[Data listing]
-- BEGIN --

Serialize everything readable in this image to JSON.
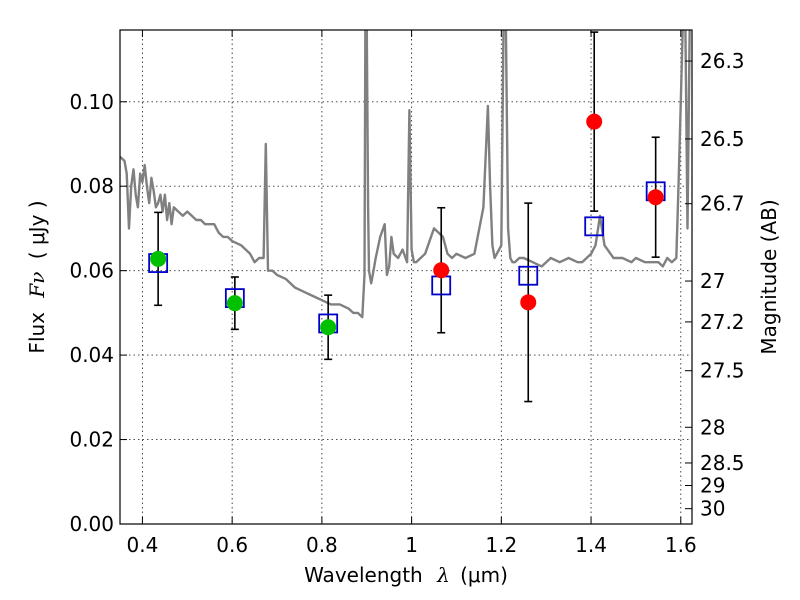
{
  "chart_data": {
    "type": "scatter",
    "xlabel_prefix": "Wavelength",
    "xlabel_symbol": "λ",
    "xlabel_unit": "(μm)",
    "ylabel_prefix": "Flux",
    "ylabel_symbol": "Fν",
    "ylabel_unit": "( μJy )",
    "y2label": "Magnitude (AB)",
    "xlim": [
      0.35,
      1.625
    ],
    "ylim": [
      0.0,
      0.117
    ],
    "grid": true,
    "x_ticks": [
      {
        "v": 0.4,
        "label": "0.4"
      },
      {
        "v": 0.6,
        "label": "0.6"
      },
      {
        "v": 0.8,
        "label": "0.8"
      },
      {
        "v": 1.0,
        "label": "1"
      },
      {
        "v": 1.2,
        "label": "1.2"
      },
      {
        "v": 1.4,
        "label": "1.4"
      },
      {
        "v": 1.6,
        "label": "1.6"
      }
    ],
    "y_ticks": [
      {
        "v": 0.0,
        "label": "0.00"
      },
      {
        "v": 0.02,
        "label": "0.02"
      },
      {
        "v": 0.04,
        "label": "0.04"
      },
      {
        "v": 0.06,
        "label": "0.06"
      },
      {
        "v": 0.08,
        "label": "0.08"
      },
      {
        "v": 0.1,
        "label": "0.10"
      }
    ],
    "y2_ticks": [
      {
        "mag": 26.3,
        "label": "26.3"
      },
      {
        "mag": 26.5,
        "label": "26.5"
      },
      {
        "mag": 26.7,
        "label": "26.7"
      },
      {
        "mag": 27.0,
        "label": "27"
      },
      {
        "mag": 27.2,
        "label": "27.2"
      },
      {
        "mag": 27.5,
        "label": "27.5"
      },
      {
        "mag": 28.0,
        "label": "28"
      },
      {
        "mag": 28.5,
        "label": "28.5"
      },
      {
        "mag": 29.0,
        "label": "29"
      },
      {
        "mag": 30.0,
        "label": "30"
      }
    ],
    "colors": {
      "green": "#00c000",
      "red": "#ff0000",
      "model_box": "#0000cc",
      "spectrum": "#808080",
      "errorbar": "#000000"
    },
    "series": [
      {
        "name": "green points",
        "color": "green",
        "points": [
          {
            "x": 0.435,
            "y": 0.0628,
            "err": 0.011
          },
          {
            "x": 0.606,
            "y": 0.0523,
            "err": 0.0062
          },
          {
            "x": 0.814,
            "y": 0.0466,
            "err": 0.0076
          }
        ]
      },
      {
        "name": "red points",
        "color": "red",
        "points": [
          {
            "x": 1.066,
            "y": 0.0601,
            "err": 0.0148
          },
          {
            "x": 1.26,
            "y": 0.0525,
            "err": 0.0235
          },
          {
            "x": 1.407,
            "y": 0.0953,
            "err": 0.0212
          },
          {
            "x": 1.544,
            "y": 0.0774,
            "err": 0.0142
          }
        ]
      },
      {
        "name": "model box points",
        "color": "model_box",
        "points": [
          {
            "x": 0.435,
            "y": 0.0618
          },
          {
            "x": 0.606,
            "y": 0.0535
          },
          {
            "x": 0.814,
            "y": 0.0475
          },
          {
            "x": 1.066,
            "y": 0.0565
          },
          {
            "x": 1.26,
            "y": 0.0588
          },
          {
            "x": 1.407,
            "y": 0.0705
          },
          {
            "x": 1.544,
            "y": 0.0788
          }
        ]
      }
    ],
    "spectrum": {
      "name": "model spectrum",
      "x": [
        0.35,
        0.36,
        0.365,
        0.37,
        0.375,
        0.38,
        0.385,
        0.39,
        0.395,
        0.4,
        0.405,
        0.41,
        0.415,
        0.42,
        0.425,
        0.43,
        0.435,
        0.44,
        0.445,
        0.45,
        0.455,
        0.46,
        0.465,
        0.47,
        0.48,
        0.49,
        0.5,
        0.51,
        0.52,
        0.53,
        0.54,
        0.55,
        0.56,
        0.57,
        0.58,
        0.59,
        0.6,
        0.62,
        0.64,
        0.65,
        0.66,
        0.67,
        0.675,
        0.68,
        0.685,
        0.69,
        0.7,
        0.72,
        0.74,
        0.76,
        0.78,
        0.8,
        0.82,
        0.84,
        0.86,
        0.87,
        0.88,
        0.89,
        0.895,
        0.897,
        0.9,
        0.903,
        0.905,
        0.91,
        0.915,
        0.92,
        0.93,
        0.94,
        0.945,
        0.95,
        0.955,
        0.96,
        0.97,
        0.98,
        0.99,
        0.995,
        1.0,
        1.005,
        1.01,
        1.03,
        1.05,
        1.07,
        1.08,
        1.09,
        1.1,
        1.12,
        1.14,
        1.16,
        1.17,
        1.175,
        1.18,
        1.185,
        1.19,
        1.2,
        1.205,
        1.21,
        1.215,
        1.22,
        1.225,
        1.23,
        1.24,
        1.25,
        1.27,
        1.29,
        1.3,
        1.31,
        1.33,
        1.35,
        1.37,
        1.38,
        1.39,
        1.4,
        1.41,
        1.42,
        1.43,
        1.45,
        1.47,
        1.49,
        1.5,
        1.52,
        1.54,
        1.55,
        1.56,
        1.57,
        1.58,
        1.59,
        1.595,
        1.6,
        1.605,
        1.61,
        1.615,
        1.62
      ],
      "y": [
        0.087,
        0.086,
        0.083,
        0.07,
        0.08,
        0.084,
        0.078,
        0.075,
        0.083,
        0.081,
        0.085,
        0.08,
        0.076,
        0.082,
        0.079,
        0.075,
        0.076,
        0.078,
        0.074,
        0.078,
        0.072,
        0.076,
        0.071,
        0.075,
        0.074,
        0.073,
        0.074,
        0.073,
        0.072,
        0.072,
        0.071,
        0.071,
        0.071,
        0.069,
        0.068,
        0.068,
        0.067,
        0.066,
        0.064,
        0.062,
        0.063,
        0.063,
        0.09,
        0.06,
        0.06,
        0.06,
        0.059,
        0.058,
        0.056,
        0.055,
        0.054,
        0.053,
        0.052,
        0.052,
        0.051,
        0.05,
        0.05,
        0.049,
        0.059,
        0.12,
        0.12,
        0.075,
        0.06,
        0.057,
        0.06,
        0.063,
        0.068,
        0.071,
        0.059,
        0.061,
        0.068,
        0.064,
        0.063,
        0.065,
        0.062,
        0.098,
        0.065,
        0.062,
        0.062,
        0.064,
        0.07,
        0.068,
        0.064,
        0.063,
        0.064,
        0.063,
        0.064,
        0.075,
        0.099,
        0.08,
        0.066,
        0.063,
        0.064,
        0.066,
        0.12,
        0.12,
        0.07,
        0.063,
        0.062,
        0.062,
        0.063,
        0.063,
        0.062,
        0.061,
        0.062,
        0.063,
        0.062,
        0.063,
        0.062,
        0.062,
        0.063,
        0.064,
        0.066,
        0.073,
        0.066,
        0.063,
        0.063,
        0.062,
        0.063,
        0.062,
        0.062,
        0.062,
        0.061,
        0.063,
        0.062,
        0.063,
        0.08,
        0.1,
        0.12,
        0.12,
        0.07,
        0.12
      ]
    }
  }
}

-- END --

DESCRIPTION OF THE TASK => List all lines holding the string "name".

TASK RESPONSE =>
        "name": "green points",
        "name": "red points",
        "name": "model box points",
      "name": "model spectrum",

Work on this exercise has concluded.